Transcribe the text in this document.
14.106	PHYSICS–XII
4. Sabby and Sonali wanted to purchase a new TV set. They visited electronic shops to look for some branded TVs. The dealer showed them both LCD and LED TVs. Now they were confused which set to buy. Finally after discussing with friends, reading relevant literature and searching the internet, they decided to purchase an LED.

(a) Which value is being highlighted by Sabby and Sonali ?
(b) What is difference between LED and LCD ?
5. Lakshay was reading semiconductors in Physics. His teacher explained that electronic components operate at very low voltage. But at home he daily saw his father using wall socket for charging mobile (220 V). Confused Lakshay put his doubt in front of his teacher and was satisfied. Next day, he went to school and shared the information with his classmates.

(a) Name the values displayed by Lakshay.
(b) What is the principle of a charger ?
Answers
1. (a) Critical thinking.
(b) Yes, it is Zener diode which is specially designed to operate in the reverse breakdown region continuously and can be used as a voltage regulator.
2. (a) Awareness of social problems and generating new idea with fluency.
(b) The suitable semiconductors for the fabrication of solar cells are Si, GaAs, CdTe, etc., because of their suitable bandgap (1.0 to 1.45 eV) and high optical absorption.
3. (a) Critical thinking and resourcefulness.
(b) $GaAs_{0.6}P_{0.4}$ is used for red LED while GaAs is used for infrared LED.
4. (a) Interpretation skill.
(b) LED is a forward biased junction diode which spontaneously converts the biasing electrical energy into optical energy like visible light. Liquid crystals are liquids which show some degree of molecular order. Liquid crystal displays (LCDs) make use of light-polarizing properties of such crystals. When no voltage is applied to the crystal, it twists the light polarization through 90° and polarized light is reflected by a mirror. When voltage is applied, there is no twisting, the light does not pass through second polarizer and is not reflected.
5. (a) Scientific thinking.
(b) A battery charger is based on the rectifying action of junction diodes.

■ **TASK**
Copy out the data exactly as it stands, leaving nothing out.

■ **EXERCISE RESULT**
Transcribe the text in this document.
14.106	PHYSICS–XII
4. Sabby and Sonali wanted to purchase a new TV set. They visited electronic shops to look for some branded TVs. The dealer showed them both LCD and LED TVs. Now they were confused which set to buy. Finally after discussing with friends, reading relevant literature and searching the internet, they decided to purchase an LED.

(a) Which value is being highlighted by Sabby and Sonali ?
(b) What is difference between LED and LCD ?
5. Lakshay was reading semiconductors in Physics. His teacher explained that electronic components operate at very low voltage. But at home he daily saw his father using wall socket for charging mobile (220 V). Confused Lakshay put his doubt in front of his teacher and was satisfied. Next day, he went to school and shared the information with his classmates.

(a) Name the values displayed by Lakshay.
(b) What is the principle of a charger ?
Answers
1. (a) Critical thinking.
(b) Yes, it is Zener diode which is specially designed to operate in the reverse breakdown region continuously and can be used as a voltage regulator.
2. (a) Awareness of social problems and generating new idea with fluency.
(b) The suitable semiconductors for the fabrication of solar cells are Si, GaAs, CdTe, etc., because of their suitable bandgap (1.0 to 1.45 eV) and high optical absorption.
3. (a) Critical thinking and resourcefulness.
(b) $GaAs_{0.6}P_{0.4}$ is used for red LED while GaAs is used for infrared LED.
4. (a) Interpretation skill.
(b) LED is a forward biased junction diode which spontaneously converts the biasing electrical energy into optical energy like visible light. Liquid crystals are liquids which show some degree of molecular order. Liquid crystal displays (LCDs) make use of light-polarizing properties of such crystals. When no voltage is applied to the crystal, it twists the light polarization through 90° and polarized light is reflected by a mirror. When voltage is applied, there is no twisting, the light does not pass through second polarizer and is not reflected.
5. (a) Scientific thinking.
(b) A battery charger is based on the rectifying action of junction diodes.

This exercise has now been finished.